→ GOAL: Every line containing the word "document" needs to be found and copied.
## begin TASK INPUT
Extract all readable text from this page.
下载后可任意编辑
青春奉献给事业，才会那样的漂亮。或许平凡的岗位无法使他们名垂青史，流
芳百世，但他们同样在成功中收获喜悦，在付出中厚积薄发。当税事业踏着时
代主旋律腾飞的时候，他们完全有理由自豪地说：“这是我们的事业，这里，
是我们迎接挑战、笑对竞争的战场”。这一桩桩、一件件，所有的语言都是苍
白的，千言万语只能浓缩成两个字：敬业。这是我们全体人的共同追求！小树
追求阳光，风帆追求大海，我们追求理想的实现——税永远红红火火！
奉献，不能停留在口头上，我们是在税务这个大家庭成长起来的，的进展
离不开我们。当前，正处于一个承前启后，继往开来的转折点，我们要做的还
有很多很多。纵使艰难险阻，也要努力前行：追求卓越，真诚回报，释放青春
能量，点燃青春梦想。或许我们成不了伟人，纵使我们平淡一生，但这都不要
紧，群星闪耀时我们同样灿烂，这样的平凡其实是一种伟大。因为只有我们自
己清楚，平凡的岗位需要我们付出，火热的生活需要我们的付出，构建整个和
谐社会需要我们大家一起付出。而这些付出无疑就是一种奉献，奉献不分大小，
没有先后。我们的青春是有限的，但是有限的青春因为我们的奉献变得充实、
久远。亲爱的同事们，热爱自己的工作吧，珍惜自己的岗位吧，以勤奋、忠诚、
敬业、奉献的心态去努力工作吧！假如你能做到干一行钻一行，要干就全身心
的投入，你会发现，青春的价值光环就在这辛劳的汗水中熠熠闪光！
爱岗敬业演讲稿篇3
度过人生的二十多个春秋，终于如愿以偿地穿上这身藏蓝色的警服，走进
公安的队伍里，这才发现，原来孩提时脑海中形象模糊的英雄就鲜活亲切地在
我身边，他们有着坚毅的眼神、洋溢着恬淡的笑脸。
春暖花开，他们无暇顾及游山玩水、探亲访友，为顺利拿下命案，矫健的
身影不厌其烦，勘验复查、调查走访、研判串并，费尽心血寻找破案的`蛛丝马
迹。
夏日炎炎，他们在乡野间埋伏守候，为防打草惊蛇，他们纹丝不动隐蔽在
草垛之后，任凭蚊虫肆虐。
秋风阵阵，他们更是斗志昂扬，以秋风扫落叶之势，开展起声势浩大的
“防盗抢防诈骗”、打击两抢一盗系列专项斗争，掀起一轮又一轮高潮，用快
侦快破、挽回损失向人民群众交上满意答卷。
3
## end TASK INPUT
## begin TASK INPUT
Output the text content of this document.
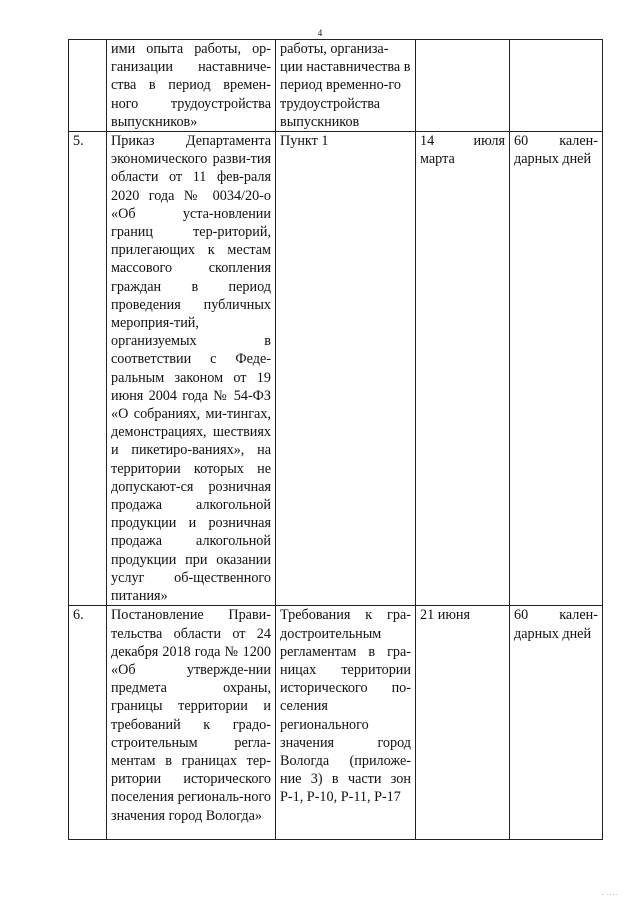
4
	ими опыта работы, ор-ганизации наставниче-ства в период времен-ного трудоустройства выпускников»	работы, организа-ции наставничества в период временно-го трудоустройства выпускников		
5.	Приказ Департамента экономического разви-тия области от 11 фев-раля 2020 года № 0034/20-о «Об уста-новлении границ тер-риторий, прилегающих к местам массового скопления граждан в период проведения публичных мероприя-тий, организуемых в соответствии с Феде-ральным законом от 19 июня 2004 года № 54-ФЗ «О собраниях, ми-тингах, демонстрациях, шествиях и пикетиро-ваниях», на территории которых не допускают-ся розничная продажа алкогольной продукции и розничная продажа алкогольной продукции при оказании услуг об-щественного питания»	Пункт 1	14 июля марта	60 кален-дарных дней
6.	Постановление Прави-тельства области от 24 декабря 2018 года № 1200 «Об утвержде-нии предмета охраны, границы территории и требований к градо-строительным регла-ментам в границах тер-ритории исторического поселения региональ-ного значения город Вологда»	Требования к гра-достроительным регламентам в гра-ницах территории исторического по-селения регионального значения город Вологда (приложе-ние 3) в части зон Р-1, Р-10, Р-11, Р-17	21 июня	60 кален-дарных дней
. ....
## end TASK INPUT
## begin TASK INPUT
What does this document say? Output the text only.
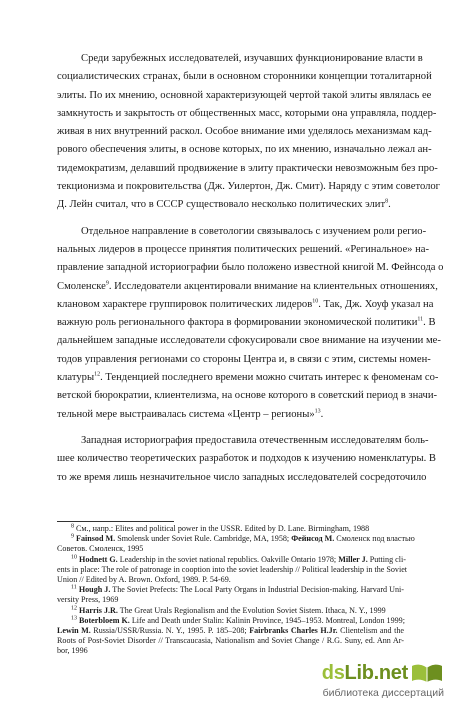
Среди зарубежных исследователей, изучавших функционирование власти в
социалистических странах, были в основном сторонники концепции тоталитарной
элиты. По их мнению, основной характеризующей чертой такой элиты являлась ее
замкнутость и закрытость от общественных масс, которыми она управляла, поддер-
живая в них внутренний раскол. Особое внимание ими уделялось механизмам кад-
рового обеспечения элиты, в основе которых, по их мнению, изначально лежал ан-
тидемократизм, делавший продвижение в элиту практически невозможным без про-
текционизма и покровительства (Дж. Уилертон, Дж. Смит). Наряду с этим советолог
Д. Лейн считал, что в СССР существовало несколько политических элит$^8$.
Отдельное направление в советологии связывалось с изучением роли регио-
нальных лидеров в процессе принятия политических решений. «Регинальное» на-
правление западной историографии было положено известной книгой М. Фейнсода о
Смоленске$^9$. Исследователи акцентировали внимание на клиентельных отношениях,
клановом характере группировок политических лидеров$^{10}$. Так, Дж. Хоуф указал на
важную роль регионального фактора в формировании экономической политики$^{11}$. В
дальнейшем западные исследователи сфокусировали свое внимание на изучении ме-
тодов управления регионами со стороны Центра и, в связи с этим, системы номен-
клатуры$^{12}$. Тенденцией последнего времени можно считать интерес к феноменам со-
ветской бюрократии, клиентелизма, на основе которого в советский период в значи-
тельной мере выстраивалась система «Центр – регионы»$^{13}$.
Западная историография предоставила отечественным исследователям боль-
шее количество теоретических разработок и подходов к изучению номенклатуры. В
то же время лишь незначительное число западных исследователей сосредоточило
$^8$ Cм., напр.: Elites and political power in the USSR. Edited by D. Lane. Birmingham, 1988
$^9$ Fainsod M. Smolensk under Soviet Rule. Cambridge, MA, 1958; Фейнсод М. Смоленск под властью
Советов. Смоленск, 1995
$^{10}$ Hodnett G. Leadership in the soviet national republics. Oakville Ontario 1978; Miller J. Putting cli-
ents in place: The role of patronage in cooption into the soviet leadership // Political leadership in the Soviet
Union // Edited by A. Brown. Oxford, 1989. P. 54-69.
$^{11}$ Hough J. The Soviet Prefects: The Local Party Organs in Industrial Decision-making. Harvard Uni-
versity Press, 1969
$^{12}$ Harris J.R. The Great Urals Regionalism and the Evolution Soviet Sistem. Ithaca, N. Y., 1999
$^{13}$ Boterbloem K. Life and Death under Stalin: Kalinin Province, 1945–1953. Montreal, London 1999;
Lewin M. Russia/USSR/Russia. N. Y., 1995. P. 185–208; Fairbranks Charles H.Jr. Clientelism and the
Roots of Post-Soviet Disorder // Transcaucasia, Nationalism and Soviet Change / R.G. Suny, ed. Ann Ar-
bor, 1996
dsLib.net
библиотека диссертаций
## end TASK INPUT
→ TASK SOLUTION:
Output the text content of this document.
What does this document say? Output the text only.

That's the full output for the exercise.